──────── Given entries

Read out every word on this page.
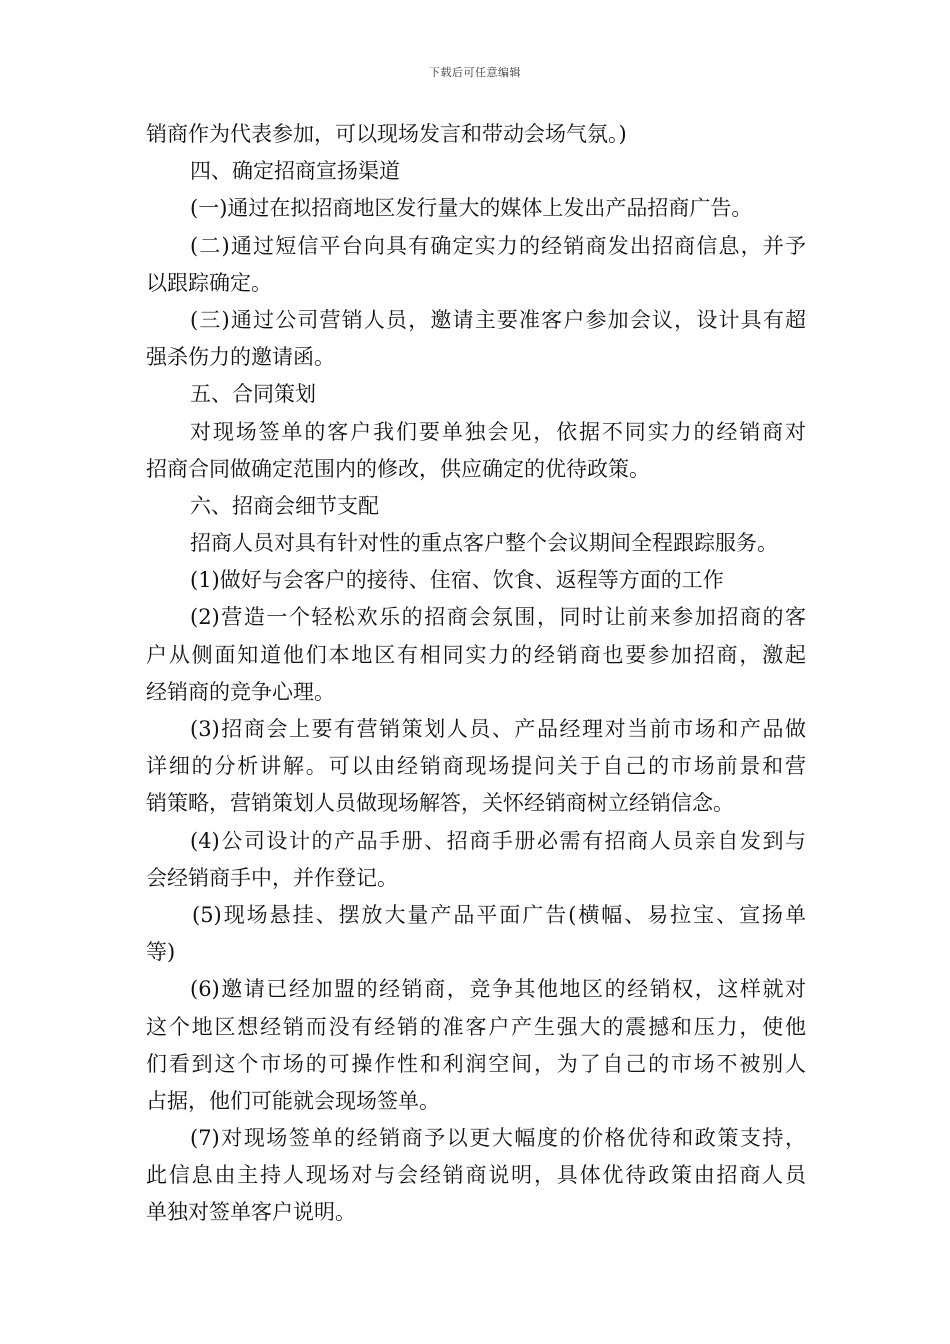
下载后可任意编辑
销商作为代表参加，可以现场发言和带动会场气氛。)
四、确定招商宣扬渠道
(一)通过在拟招商地区发行量大的媒体上发出产品招商广告。
(二)通过短信平台向具有确定实力的经销商发出招商信息，并予
以跟踪确定。
(三)通过公司营销人员，邀请主要准客户参加会议，设计具有超
强杀伤力的邀请函。
五、合同策划
对现场签单的客户我们要单独会见，依据不同实力的经销商对
招商合同做确定范围内的修改，供应确定的优待政策。
六、招商会细节支配
招商人员对具有针对性的重点客户整个会议期间全程跟踪服务。
(1)做好与会客户的接待、住宿、饮食、返程等方面的工作
(2)营造一个轻松欢乐的招商会氛围，同时让前来参加招商的客
户从侧面知道他们本地区有相同实力的经销商也要参加招商，激起
经销商的竞争心理。
(3)招商会上要有营销策划人员、产品经理对当前市场和产品做
详细的分析讲解。可以由经销商现场提问关于自己的市场前景和营
销策略，营销策划人员做现场解答，关怀经销商树立经销信念。
(4)公司设计的产品手册、招商手册必需有招商人员亲自发到与
会经销商手中，并作登记。
(5)现场悬挂、摆放大量产品平面广告(横幅、易拉宝、宣扬单
等)
(6)邀请已经加盟的经销商，竞争其他地区的经销权，这样就对
这个地区想经销而没有经销的准客户产生强大的震撼和压力，使他
们看到这个市场的可操作性和利润空间，为了自己的市场不被别人
占据，他们可能就会现场签单。
(7)对现场签单的经销商予以更大幅度的价格优待和政策支持，
此信息由主持人现场对与会经销商说明，具体优待政策由招商人员
单独对签单客户说明。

────────────────

## Job
Restate the full listing verbatim and drop every picture.

## Solved problem
Read out every word on this page.
下载后可任意编辑
销商作为代表参加，可以现场发言和带动会场气氛。)
四、确定招商宣扬渠道
(一)通过在拟招商地区发行量大的媒体上发出产品招商广告。
(二)通过短信平台向具有确定实力的经销商发出招商信息，并予
以跟踪确定。
(三)通过公司营销人员，邀请主要准客户参加会议，设计具有超
强杀伤力的邀请函。
五、合同策划
对现场签单的客户我们要单独会见，依据不同实力的经销商对
招商合同做确定范围内的修改，供应确定的优待政策。
六、招商会细节支配
招商人员对具有针对性的重点客户整个会议期间全程跟踪服务。
(1)做好与会客户的接待、住宿、饮食、返程等方面的工作
(2)营造一个轻松欢乐的招商会氛围，同时让前来参加招商的客
户从侧面知道他们本地区有相同实力的经销商也要参加招商，激起
经销商的竞争心理。
(3)招商会上要有营销策划人员、产品经理对当前市场和产品做
详细的分析讲解。可以由经销商现场提问关于自己的市场前景和营
销策略，营销策划人员做现场解答，关怀经销商树立经销信念。
(4)公司设计的产品手册、招商手册必需有招商人员亲自发到与
会经销商手中，并作登记。
(5)现场悬挂、摆放大量产品平面广告(横幅、易拉宝、宣扬单
等)
(6)邀请已经加盟的经销商，竞争其他地区的经销权，这样就对
这个地区想经销而没有经销的准客户产生强大的震撼和压力，使他
们看到这个市场的可操作性和利润空间，为了自己的市场不被别人
占据，他们可能就会现场签单。
(7)对现场签单的经销商予以更大幅度的价格优待和政策支持，
此信息由主持人现场对与会经销商说明，具体优待政策由招商人员
单独对签单客户说明。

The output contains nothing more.